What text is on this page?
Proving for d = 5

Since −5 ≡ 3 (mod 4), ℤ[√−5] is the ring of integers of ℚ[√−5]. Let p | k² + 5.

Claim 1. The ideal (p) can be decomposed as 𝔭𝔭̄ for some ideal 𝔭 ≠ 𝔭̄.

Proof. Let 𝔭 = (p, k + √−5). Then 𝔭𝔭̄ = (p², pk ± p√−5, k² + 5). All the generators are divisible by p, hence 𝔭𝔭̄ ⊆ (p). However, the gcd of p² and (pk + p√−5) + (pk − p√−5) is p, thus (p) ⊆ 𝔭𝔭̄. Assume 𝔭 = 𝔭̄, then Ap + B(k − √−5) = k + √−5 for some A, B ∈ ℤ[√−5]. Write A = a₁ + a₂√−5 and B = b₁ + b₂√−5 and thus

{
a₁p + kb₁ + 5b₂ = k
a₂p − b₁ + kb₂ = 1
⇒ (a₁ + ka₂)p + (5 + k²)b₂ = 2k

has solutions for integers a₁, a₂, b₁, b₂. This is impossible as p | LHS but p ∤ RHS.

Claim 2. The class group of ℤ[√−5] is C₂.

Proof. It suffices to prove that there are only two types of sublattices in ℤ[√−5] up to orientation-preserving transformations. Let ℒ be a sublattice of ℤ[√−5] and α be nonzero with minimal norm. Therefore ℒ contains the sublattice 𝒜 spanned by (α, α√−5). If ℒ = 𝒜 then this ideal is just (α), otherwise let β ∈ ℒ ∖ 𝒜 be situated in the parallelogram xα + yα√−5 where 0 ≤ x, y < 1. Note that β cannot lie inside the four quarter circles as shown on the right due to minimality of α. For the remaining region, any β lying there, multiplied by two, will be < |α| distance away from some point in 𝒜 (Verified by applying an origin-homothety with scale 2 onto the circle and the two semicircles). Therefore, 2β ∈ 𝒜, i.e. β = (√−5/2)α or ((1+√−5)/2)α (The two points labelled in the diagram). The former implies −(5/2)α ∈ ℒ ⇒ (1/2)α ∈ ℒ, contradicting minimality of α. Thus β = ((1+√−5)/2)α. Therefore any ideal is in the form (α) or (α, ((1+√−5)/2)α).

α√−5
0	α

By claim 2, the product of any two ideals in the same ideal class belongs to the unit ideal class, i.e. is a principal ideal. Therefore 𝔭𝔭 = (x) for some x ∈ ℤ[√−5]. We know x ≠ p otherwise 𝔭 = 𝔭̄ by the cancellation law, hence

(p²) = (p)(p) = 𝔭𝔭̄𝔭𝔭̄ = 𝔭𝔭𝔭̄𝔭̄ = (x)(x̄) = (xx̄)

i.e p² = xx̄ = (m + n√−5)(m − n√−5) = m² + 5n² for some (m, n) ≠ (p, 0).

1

==================================================

# EXERCISE GOAL
Using the listing above, return all lines where the word "otherwise" occurs.

# FINISHED EXERCISE
Proof. It suffices to prove that there are only two types of sublattices in ℤ[√−5] up to orientation-preserving transformations. Let ℒ be a sublattice of ℤ[√−5] and α be nonzero with minimal norm. Therefore ℒ contains the sublattice 𝒜 spanned by (α, α√−5). If ℒ = 𝒜 then this ideal is just (α), otherwise let β ∈ ℒ ∖ 𝒜 be situated in the parallelogram xα + yα√−5 where 0 ≤ x, y < 1. Note that β cannot lie inside the four quarter circles as shown on the right due to minimality of α. For the remaining region, any β lying there, multiplied by two, will be < |α| distance away from some point in 𝒜 (Verified by applying an origin-homothety with scale 2 onto the circle and the two semicircles). Therefore, 2β ∈ 𝒜, i.e. β = (√−5/2)α or ((1+√−5)/2)α (The two points labelled in the diagram). The former implies −(5/2)α ∈ ℒ ⇒ (1/2)α ∈ ℒ, contradicting minimality of α. Thus β = ((1+√−5)/2)α. Therefore any ideal is in the form (α) or (α, ((1+√−5)/2)α).
By claim 2, the product of any two ideals in the same ideal class belongs to the unit ideal class, i.e. is a principal ideal. Therefore 𝔭𝔭 = (x) for some x ∈ ℤ[√−5]. We know x ≠ p otherwise 𝔭 = 𝔭̄ by the cancellation law, hence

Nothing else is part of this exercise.